• Data entries:
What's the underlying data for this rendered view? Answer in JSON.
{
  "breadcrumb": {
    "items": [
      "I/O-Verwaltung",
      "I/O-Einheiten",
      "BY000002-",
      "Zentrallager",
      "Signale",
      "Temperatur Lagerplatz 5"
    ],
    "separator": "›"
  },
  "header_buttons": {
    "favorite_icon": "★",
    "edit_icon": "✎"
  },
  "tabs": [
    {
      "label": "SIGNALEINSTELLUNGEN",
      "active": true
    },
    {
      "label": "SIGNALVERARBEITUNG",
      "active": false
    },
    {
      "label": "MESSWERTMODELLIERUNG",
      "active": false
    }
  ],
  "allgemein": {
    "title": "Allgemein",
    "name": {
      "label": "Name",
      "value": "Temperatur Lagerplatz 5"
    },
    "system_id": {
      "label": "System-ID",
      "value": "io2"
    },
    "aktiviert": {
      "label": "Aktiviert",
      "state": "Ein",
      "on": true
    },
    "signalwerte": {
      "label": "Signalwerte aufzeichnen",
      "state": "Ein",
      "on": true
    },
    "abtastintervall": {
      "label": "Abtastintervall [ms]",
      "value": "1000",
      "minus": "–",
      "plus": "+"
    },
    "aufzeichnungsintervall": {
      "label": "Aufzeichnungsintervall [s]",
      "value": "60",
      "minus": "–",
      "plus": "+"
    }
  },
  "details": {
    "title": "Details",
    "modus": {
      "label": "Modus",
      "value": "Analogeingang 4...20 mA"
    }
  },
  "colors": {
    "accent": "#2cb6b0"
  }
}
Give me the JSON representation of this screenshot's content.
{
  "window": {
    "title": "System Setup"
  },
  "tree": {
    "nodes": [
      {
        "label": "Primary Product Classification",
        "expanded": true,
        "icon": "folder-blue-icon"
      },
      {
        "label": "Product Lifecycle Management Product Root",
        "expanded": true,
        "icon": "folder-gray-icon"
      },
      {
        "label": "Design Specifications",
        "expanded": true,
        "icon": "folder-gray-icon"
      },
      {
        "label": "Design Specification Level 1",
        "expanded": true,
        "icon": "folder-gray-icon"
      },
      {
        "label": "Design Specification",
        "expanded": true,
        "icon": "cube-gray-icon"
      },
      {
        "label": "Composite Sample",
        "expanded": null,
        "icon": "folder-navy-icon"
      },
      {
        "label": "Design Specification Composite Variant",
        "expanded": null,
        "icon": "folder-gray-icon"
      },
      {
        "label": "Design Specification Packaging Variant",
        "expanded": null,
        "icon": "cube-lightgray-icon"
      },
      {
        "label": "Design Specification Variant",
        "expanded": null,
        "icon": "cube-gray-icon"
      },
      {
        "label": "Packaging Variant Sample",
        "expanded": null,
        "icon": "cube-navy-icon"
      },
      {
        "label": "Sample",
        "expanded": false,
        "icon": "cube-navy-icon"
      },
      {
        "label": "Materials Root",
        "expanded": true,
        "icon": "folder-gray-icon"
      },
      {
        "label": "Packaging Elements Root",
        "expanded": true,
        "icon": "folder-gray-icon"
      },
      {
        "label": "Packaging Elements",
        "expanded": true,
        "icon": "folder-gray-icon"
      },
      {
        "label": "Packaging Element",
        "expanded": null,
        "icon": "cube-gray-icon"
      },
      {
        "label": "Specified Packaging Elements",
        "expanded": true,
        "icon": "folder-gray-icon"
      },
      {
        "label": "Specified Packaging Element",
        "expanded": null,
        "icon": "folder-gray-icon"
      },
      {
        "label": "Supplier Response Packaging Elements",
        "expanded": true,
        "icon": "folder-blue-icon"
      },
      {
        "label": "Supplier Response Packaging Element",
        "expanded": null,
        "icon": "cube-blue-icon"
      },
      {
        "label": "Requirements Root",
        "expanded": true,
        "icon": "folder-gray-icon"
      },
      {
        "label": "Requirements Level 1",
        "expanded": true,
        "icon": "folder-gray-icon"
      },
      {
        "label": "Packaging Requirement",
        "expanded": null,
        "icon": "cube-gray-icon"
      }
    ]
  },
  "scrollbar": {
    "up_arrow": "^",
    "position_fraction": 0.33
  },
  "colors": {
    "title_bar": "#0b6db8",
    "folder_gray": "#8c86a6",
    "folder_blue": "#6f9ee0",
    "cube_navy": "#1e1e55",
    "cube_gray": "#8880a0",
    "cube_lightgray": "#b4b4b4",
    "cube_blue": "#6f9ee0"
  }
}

• The problem: Every line that holds the string "Elements" should be returned.

• Reply:
        "label": "Packaging Elements Root",
        "label": "Packaging Elements",
        "label": "Specified Packaging Elements",
        "label": "Supplier Response Packaging Elements",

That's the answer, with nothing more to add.